RECORDED DATA start
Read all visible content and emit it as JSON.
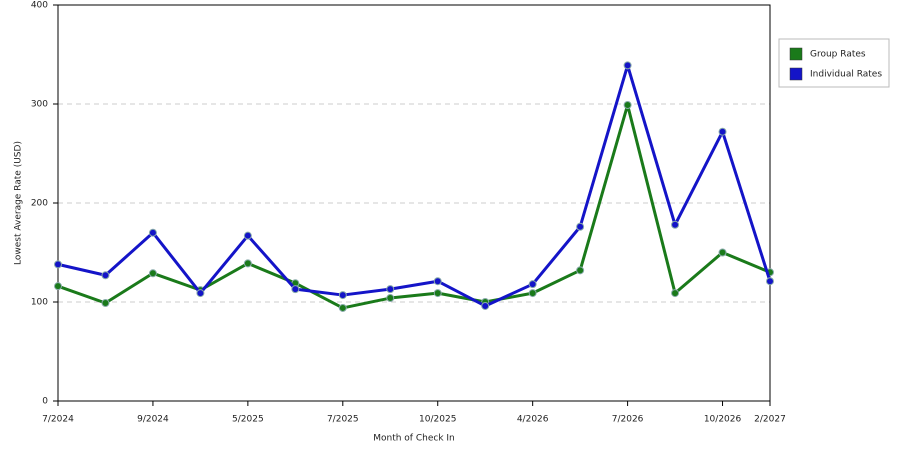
{
  "chart_data": {
    "type": "line",
    "x_label": "Month of Check In",
    "y_label": "Lowest Average Rate (USD)",
    "categories": [
      "7/2024",
      null,
      "9/2024",
      null,
      "5/2025",
      null,
      "7/2025",
      null,
      "10/2025",
      null,
      "4/2026",
      null,
      "7/2026",
      null,
      "10/2026",
      "2/2027"
    ],
    "series": [
      {
        "name": "Group Rates",
        "color": "#1a7a1a",
        "values": [
          116,
          99,
          129,
          112,
          139,
          119,
          94,
          104,
          109,
          100,
          109,
          132,
          299,
          109,
          150,
          130
        ]
      },
      {
        "name": "Individual Rates",
        "color": "#1414c8",
        "values": [
          138,
          127,
          170,
          109,
          167,
          113,
          107,
          113,
          121,
          96,
          118,
          176,
          339,
          178,
          272,
          121
        ]
      }
    ],
    "ylim": [
      0,
      400
    ],
    "yticks": [
      0,
      100,
      200,
      300,
      400
    ],
    "grid": true,
    "legend": "right"
  }
}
RECORDED DATA end
REQUIRED WORK:
Copy each line in full and exactly, omitting any picture.

FINISHED ANSWER:
Read all visible content and emit it as JSON.
{
  "chart_data": {
    "type": "line",
    "x_label": "Month of Check In",
    "y_label": "Lowest Average Rate (USD)",
    "categories": [
      "7/2024",
      null,
      "9/2024",
      null,
      "5/2025",
      null,
      "7/2025",
      null,
      "10/2025",
      null,
      "4/2026",
      null,
      "7/2026",
      null,
      "10/2026",
      "2/2027"
    ],
    "series": [
      {
        "name": "Group Rates",
        "color": "#1a7a1a",
        "values": [
          116,
          99,
          129,
          112,
          139,
          119,
          94,
          104,
          109,
          100,
          109,
          132,
          299,
          109,
          150,
          130
        ]
      },
      {
        "name": "Individual Rates",
        "color": "#1414c8",
        "values": [
          138,
          127,
          170,
          109,
          167,
          113,
          107,
          113,
          121,
          96,
          118,
          176,
          339,
          178,
          272,
          121
        ]
      }
    ],
    "ylim": [
      0,
      400
    ],
    "yticks": [
      0,
      100,
      200,
      300,
      400
    ],
    "grid": true,
    "legend": "right"
  }
}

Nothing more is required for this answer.